§ **TASK TO COMPLETE**
Do these statements agree with the article about Chuck Hafner below? Answer yes or no for each, quoting the words of the text that decide it. 1. Hafner voted for Spokane Valley incorporation in 2002. 2. Hafner retired from the Central Valley School District in 1990. 3. Hafner led the effort to remove Dave Mercier from office.

§ **TEXT SHOWN**
There are a few things that Chuck Hafner would like to get straight.
First, he was never a finalist for the city manager job in Spokane Valley nor did he support the movement for disincorporation. While he did chair the Positive Change group that swept the election for City Council last fall, placing four candidates on Spokane Valley’s governing board, he harbors no ill feelings toward those who led the city in the years between incorporation in 2003 and the tumultuous ballot last November.
“I believe they cared, they had vision; but I did not agree with the way they went about things,” Hafner said.
|Longtime Spokane Valley resident Chuck Hafner served as chairman of the Positive Change movement that saw four candidates elected to the Spokane Valley City Council last November. Since retiring from the Central Valley School District in 1990, Hafner has remained active in a number of civic causes, including a successful campaign to restore Crime Check and as a board member for the Sheriff’s Community Oriented Policing Effort.
Photo by: Craig Howard
A former principal at Central Valley and University high schools, Hafner has been involved in municipal politics as a resident of the Ponderosa area – helping to return residential zoning to one home per acre – and as a critic of longtime City Manager Dave Mercier, a “decent enough fellow” in Hafner’s words, but someone who he felt was detached from day-to-day life in the city he oversaw.
“He didn’t live here, he wouldn’t join any civic groups,” Hafner said. “I don’t think he ever integrated into the community.”
Although not a fan of Mercier, Hafner said he did not lead the charge to remove him from office, a decision that was made unceremoniously in early January, shortly after the new council gathered at City Hall.
“That was up to the council,” Hafner said.
Hafner voted against Valley incorporation in May 2002 on the grounds that he was “against another layer of government.” When the vote narrowly passed, he chose not to abandon the new city.
“I voted no, but said I would support the council and this city until I find they’re not taking into account what’s important to this community,” he said.

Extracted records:
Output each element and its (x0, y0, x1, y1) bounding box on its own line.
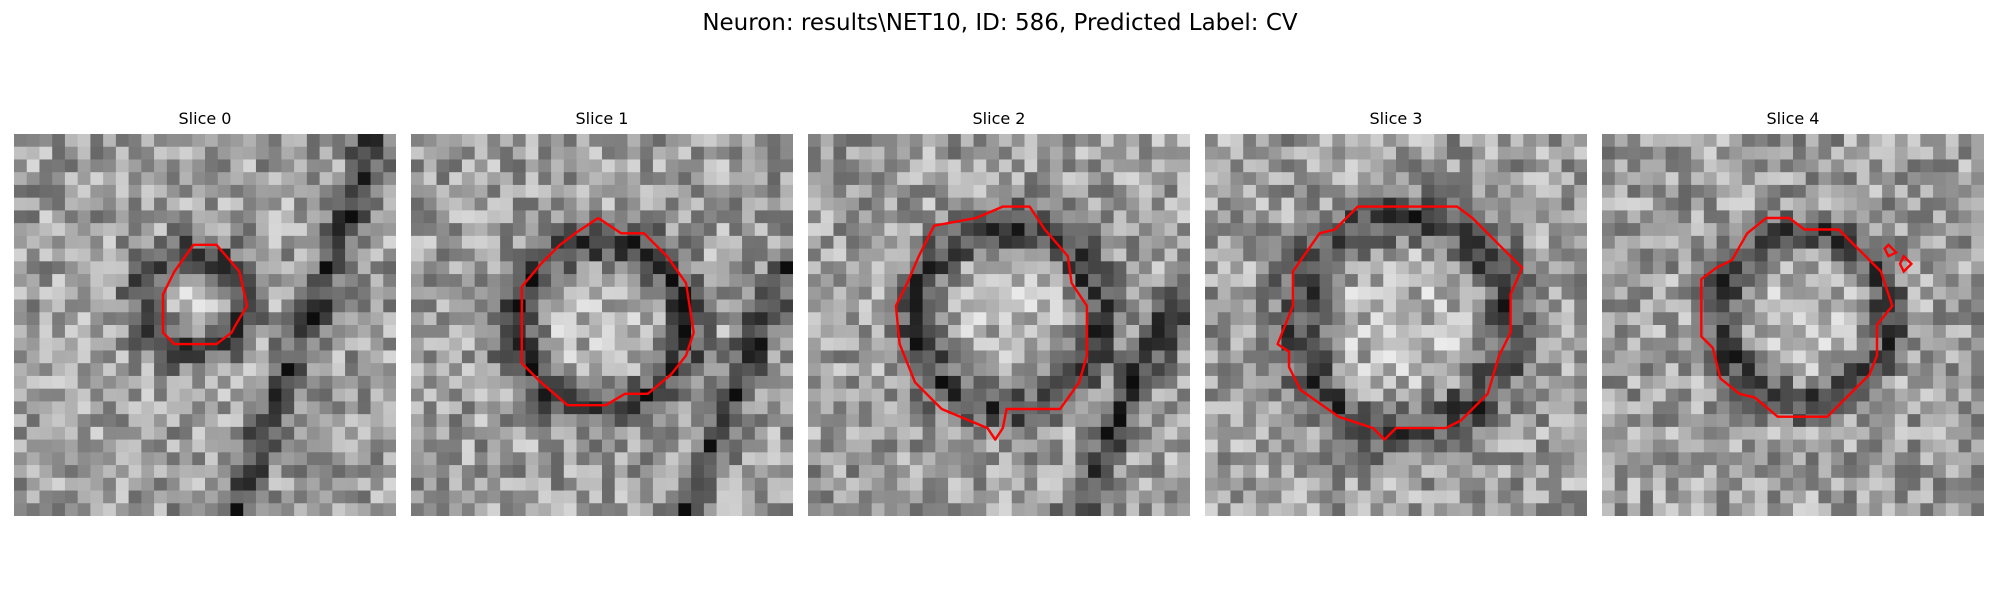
figure-title: Neuron: results\NET10, ID: 586, Predicte… (702, 10, 1298, 36)
slice-title: Slice 3 (1369, 109, 1423, 128)
pixel-grid (1602, 134, 1984, 516)
slice-title: Slice 1 (575, 109, 629, 128)
segmentation-contour (1700, 216, 1894, 418)
pixel-grid (1205, 134, 1587, 516)
segmentation-contour (1276, 205, 1524, 441)
slice-image (1602, 134, 1984, 516)
slice-image-canvas (411, 134, 793, 516)
slice-image (14, 134, 396, 516)
segmentation-contour-fragment (1898, 254, 1914, 274)
pixel-grid (14, 134, 396, 516)
segmentation-contour-fragment (1883, 243, 1899, 258)
slice-title: Slice 0 (178, 109, 232, 128)
slice-title: Slice 4 (1766, 109, 1820, 128)
pixel-grid (411, 134, 793, 516)
pixel-grid (808, 134, 1190, 516)
segmentation-contour (161, 243, 249, 346)
slice-image-canvas (808, 134, 1190, 516)
slice-image (411, 134, 793, 516)
slice-title: Slice 2 (972, 109, 1026, 128)
slice-image-canvas (1602, 134, 1984, 516)
segmentation-contour (894, 205, 1089, 441)
slice-image-canvas (1205, 134, 1587, 516)
segmentation-contour (520, 216, 695, 407)
slice-image (1205, 134, 1587, 516)
slice-image-canvas (14, 134, 396, 516)
slice-image (808, 134, 1190, 516)
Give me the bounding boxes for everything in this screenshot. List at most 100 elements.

§ **RESPONSE FOR THIS EXERCISE**
1. No: "Hafner voted against Valley incorporation in May 2002"
2. Yes: "Since retiring from the Central Valley School District in 1990"
3. No: "Hafner said he did not lead the charge to remove him from office"